## start Provided data

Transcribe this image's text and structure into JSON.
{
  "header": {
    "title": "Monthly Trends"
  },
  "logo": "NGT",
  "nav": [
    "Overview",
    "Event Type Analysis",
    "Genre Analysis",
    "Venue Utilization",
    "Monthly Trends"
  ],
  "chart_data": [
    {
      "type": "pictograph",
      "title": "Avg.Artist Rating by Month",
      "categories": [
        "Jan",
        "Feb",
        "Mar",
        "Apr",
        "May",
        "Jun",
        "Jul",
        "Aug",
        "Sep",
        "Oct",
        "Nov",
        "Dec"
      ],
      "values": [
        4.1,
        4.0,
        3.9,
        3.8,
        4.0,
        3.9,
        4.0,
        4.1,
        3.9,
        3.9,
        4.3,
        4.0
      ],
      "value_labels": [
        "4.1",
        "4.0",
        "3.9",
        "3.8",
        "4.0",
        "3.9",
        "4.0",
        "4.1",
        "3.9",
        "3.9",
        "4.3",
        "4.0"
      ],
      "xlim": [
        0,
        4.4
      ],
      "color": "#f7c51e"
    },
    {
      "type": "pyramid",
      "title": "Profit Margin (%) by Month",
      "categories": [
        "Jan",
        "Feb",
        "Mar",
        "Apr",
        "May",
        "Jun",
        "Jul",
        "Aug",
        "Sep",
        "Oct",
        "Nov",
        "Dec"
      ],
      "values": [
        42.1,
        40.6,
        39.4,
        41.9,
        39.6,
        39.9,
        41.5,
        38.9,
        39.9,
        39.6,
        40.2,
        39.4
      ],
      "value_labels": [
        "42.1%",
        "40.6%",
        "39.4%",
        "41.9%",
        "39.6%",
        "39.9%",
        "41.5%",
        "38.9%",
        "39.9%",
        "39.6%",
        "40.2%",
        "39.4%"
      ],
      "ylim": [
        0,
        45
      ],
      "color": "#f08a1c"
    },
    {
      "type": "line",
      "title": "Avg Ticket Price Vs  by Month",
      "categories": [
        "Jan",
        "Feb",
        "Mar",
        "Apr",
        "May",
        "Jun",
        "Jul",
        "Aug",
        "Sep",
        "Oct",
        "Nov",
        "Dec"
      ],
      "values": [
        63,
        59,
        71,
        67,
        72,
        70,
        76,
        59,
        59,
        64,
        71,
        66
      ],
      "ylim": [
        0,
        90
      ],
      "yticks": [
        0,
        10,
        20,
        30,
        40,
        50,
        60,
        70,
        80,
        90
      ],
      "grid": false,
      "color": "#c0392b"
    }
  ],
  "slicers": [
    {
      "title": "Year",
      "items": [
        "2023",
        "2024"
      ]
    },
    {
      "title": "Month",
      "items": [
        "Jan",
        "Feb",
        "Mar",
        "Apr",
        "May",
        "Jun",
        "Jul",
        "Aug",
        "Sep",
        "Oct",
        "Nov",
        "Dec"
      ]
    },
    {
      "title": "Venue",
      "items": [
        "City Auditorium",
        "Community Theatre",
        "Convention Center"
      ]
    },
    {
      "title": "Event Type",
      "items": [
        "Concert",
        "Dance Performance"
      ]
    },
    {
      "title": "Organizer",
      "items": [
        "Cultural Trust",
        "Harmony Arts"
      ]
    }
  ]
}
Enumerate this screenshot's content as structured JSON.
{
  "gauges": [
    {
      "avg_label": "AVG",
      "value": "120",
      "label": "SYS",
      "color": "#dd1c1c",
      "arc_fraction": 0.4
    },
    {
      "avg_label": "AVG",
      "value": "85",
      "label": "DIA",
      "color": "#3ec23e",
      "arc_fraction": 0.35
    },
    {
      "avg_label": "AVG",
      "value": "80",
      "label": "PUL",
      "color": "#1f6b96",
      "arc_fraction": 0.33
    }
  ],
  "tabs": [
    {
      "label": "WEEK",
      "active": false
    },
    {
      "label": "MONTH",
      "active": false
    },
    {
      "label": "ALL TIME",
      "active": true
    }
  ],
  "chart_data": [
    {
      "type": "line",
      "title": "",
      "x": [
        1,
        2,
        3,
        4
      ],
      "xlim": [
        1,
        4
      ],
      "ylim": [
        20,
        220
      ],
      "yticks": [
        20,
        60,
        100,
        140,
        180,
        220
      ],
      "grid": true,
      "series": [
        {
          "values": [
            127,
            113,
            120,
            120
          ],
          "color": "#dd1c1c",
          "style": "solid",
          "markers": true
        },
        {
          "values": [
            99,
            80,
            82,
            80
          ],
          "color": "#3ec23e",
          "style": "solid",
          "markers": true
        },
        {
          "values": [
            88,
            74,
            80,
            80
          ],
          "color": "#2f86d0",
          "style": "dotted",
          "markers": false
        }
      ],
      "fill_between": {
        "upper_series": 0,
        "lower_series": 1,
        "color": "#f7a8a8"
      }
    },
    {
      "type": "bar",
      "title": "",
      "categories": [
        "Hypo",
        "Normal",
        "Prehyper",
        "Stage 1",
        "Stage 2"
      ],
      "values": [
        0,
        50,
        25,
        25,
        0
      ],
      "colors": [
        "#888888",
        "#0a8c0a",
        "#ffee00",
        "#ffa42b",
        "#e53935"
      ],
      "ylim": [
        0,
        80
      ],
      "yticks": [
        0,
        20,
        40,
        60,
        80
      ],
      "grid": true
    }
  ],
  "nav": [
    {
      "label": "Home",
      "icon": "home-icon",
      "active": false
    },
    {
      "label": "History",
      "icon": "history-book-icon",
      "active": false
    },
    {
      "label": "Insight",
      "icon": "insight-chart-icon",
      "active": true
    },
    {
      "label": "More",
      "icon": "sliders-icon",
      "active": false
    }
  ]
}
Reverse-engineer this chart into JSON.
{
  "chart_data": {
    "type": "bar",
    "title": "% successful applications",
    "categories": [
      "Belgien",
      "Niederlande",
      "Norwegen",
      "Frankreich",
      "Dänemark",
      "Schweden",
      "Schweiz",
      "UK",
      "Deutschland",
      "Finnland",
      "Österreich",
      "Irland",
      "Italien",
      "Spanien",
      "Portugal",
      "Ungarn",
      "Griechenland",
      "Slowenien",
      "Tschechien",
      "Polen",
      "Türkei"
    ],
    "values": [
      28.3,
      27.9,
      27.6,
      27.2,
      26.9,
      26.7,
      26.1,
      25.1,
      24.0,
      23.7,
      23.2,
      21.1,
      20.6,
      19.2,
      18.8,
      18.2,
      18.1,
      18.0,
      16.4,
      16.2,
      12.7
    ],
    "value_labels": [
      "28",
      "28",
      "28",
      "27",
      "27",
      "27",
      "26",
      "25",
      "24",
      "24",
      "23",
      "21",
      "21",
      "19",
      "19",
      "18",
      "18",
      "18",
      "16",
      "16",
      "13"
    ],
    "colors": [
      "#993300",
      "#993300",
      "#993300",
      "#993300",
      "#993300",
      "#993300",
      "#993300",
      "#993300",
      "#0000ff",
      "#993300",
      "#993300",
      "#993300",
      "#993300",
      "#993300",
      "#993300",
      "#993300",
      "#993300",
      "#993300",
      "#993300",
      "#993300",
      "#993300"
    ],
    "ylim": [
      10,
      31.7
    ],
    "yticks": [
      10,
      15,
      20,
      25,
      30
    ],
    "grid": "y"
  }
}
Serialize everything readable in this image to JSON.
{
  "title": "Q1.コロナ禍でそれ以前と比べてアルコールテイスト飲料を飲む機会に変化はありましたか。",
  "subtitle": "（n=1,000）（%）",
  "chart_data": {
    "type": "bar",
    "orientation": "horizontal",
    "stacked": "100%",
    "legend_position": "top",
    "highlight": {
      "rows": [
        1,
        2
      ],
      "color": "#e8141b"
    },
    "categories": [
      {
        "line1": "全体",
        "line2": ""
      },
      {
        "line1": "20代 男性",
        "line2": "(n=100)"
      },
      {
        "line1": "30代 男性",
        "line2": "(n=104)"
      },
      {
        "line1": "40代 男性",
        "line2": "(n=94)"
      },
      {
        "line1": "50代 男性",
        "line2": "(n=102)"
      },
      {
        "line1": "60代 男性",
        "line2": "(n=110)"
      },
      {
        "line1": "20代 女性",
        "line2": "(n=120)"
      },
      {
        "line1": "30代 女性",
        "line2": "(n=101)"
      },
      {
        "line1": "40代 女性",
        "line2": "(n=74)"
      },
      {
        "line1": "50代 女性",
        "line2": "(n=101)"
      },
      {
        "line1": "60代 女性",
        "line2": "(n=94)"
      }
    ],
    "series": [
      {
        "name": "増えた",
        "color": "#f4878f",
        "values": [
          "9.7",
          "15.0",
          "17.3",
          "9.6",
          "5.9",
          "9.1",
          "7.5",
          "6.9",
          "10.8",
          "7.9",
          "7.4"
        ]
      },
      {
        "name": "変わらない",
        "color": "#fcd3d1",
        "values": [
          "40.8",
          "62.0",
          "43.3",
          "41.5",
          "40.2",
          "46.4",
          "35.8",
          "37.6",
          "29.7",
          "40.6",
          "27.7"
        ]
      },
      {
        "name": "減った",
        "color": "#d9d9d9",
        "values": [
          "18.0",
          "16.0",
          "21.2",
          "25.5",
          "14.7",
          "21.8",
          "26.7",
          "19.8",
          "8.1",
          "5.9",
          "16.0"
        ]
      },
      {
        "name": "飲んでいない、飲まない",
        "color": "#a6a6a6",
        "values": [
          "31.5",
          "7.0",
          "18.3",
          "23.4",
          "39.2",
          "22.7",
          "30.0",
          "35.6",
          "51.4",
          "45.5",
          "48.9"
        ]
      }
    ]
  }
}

## end Provided data

▶ [Work to be completed]: List each line holding the string "grid".

▶ [Exercise output]:
      "grid": false,
      "grid": true,
      "grid": true
    "grid": "y"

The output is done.